[WHAT NEEDS TO BE DONE]
The full listing, copied exactly, is the required output.

* * *

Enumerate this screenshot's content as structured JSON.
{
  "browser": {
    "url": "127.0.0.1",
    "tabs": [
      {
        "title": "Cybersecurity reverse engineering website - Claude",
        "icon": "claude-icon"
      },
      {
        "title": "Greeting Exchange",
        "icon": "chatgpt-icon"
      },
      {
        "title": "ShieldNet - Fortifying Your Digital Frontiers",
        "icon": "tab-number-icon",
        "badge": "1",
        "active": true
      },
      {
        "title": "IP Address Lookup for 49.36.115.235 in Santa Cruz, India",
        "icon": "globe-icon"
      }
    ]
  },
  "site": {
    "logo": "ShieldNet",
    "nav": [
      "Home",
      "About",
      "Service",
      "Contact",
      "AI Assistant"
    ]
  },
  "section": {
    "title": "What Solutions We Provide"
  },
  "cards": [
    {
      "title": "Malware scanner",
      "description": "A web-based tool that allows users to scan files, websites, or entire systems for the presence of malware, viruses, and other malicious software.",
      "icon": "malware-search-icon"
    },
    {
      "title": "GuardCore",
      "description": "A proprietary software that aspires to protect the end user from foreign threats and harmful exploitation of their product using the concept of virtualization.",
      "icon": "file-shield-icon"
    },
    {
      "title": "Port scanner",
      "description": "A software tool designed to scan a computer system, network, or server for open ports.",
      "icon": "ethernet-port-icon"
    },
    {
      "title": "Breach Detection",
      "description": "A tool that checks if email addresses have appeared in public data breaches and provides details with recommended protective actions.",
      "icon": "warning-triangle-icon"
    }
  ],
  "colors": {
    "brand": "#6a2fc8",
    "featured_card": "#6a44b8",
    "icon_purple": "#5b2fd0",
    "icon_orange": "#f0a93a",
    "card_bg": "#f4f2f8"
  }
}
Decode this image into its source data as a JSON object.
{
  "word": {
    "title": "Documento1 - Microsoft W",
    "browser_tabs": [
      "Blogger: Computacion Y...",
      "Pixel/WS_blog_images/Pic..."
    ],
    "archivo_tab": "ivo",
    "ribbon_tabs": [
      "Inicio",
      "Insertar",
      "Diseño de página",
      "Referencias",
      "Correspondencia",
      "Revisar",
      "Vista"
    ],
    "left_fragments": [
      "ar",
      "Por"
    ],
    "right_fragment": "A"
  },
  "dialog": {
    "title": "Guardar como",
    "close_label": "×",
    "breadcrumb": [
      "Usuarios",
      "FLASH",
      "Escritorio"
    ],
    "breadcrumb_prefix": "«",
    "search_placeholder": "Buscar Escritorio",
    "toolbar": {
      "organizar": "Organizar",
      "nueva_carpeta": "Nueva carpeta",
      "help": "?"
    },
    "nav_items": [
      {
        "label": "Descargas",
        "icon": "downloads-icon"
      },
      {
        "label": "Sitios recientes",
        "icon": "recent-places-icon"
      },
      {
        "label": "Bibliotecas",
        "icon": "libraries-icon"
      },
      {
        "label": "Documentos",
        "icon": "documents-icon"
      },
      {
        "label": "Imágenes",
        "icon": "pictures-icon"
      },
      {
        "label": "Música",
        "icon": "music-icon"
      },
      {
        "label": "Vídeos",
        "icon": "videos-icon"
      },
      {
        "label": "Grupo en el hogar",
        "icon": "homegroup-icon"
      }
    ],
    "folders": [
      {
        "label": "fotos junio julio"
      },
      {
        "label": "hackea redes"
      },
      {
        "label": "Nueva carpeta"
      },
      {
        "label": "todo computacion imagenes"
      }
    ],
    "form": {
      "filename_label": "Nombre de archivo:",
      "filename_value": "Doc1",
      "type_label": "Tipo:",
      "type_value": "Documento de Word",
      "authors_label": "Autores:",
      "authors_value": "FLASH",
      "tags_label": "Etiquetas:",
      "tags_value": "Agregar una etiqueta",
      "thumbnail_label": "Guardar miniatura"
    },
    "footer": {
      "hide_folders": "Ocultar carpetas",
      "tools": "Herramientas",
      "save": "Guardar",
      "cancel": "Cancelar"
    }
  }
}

* * *

[RESULT]
Enumerate this screenshot's content as structured JSON.
{
  "browser": {
    "url": "127.0.0.1",
    "tabs": [
      {
        "title": "Cybersecurity reverse engineering website - Claude",
        "icon": "claude-icon"
      },
      {
        "title": "Greeting Exchange",
        "icon": "chatgpt-icon"
      },
      {
        "title": "ShieldNet - Fortifying Your Digital Frontiers",
        "icon": "tab-number-icon",
        "badge": "1",
        "active": true
      },
      {
        "title": "IP Address Lookup for 49.36.115.235 in Santa Cruz, India",
        "icon": "globe-icon"
      }
    ]
  },
  "site": {
    "logo": "ShieldNet",
    "nav": [
      "Home",
      "About",
      "Service",
      "Contact",
      "AI Assistant"
    ]
  },
  "section": {
    "title": "What Solutions We Provide"
  },
  "cards": [
    {
      "title": "Malware scanner",
      "description": "A web-based tool that allows users to scan files, websites, or entire systems for the presence of malware, viruses, and other malicious software.",
      "icon": "malware-search-icon"
    },
    {
      "title": "GuardCore",
      "description": "A proprietary software that aspires to protect the end user from foreign threats and harmful exploitation of their product using the concept of virtualization.",
      "icon": "file-shield-icon"
    },
    {
      "title": "Port scanner",
      "description": "A software tool designed to scan a computer system, network, or server for open ports.",
      "icon": "ethernet-port-icon"
    },
    {
      "title": "Breach Detection",
      "description": "A tool that checks if email addresses have appeared in public data breaches and provides details with recommended protective actions.",
      "icon": "warning-triangle-icon"
    }
  ],
  "colors": {
    "brand": "#6a2fc8",
    "featured_card": "#6a44b8",
    "icon_purple": "#5b2fd0",
    "icon_orange": "#f0a93a",
    "card_bg": "#f4f2f8"
  }
}
Decode this image into its source data as a JSON object.
{
  "word": {
    "title": "Documento1 - Microsoft W",
    "browser_tabs": [
      "Blogger: Computacion Y...",
      "Pixel/WS_blog_images/Pic..."
    ],
    "archivo_tab": "ivo",
    "ribbon_tabs": [
      "Inicio",
      "Insertar",
      "Diseño de página",
      "Referencias",
      "Correspondencia",
      "Revisar",
      "Vista"
    ],
    "left_fragments": [
      "ar",
      "Por"
    ],
    "right_fragment": "A"
  },
  "dialog": {
    "title": "Guardar como",
    "close_label": "×",
    "breadcrumb": [
      "Usuarios",
      "FLASH",
      "Escritorio"
    ],
    "breadcrumb_prefix": "«",
    "search_placeholder": "Buscar Escritorio",
    "toolbar": {
      "organizar": "Organizar",
      "nueva_carpeta": "Nueva carpeta",
      "help": "?"
    },
    "nav_items": [
      {
        "label": "Descargas",
        "icon": "downloads-icon"
      },
      {
        "label": "Sitios recientes",
        "icon": "recent-places-icon"
      },
      {
        "label": "Bibliotecas",
        "icon": "libraries-icon"
      },
      {
        "label": "Documentos",
        "icon": "documents-icon"
      },
      {
        "label": "Imágenes",
        "icon": "pictures-icon"
      },
      {
        "label": "Música",
        "icon": "music-icon"
      },
      {
        "label": "Vídeos",
        "icon": "videos-icon"
      },
      {
        "label": "Grupo en el hogar",
        "icon": "homegroup-icon"
      }
    ],
    "folders": [
      {
        "label": "fotos junio julio"
      },
      {
        "label": "hackea redes"
      },
      {
        "label": "Nueva carpeta"
      },
      {
        "label": "todo computacion imagenes"
      }
    ],
    "form": {
      "filename_label": "Nombre de archivo:",
      "filename_value": "Doc1",
      "type_label": "Tipo:",
      "type_value": "Documento de Word",
      "authors_label": "Autores:",
      "authors_value": "FLASH",
      "tags_label": "Etiquetas:",
      "tags_value": "Agregar una etiqueta",
      "thumbnail_label": "Guardar miniatura"
    },
    "footer": {
      "hide_folders": "Ocultar carpetas",
      "tools": "Herramientas",
      "save": "Guardar",
      "cancel": "Cancelar"
    }
  }
}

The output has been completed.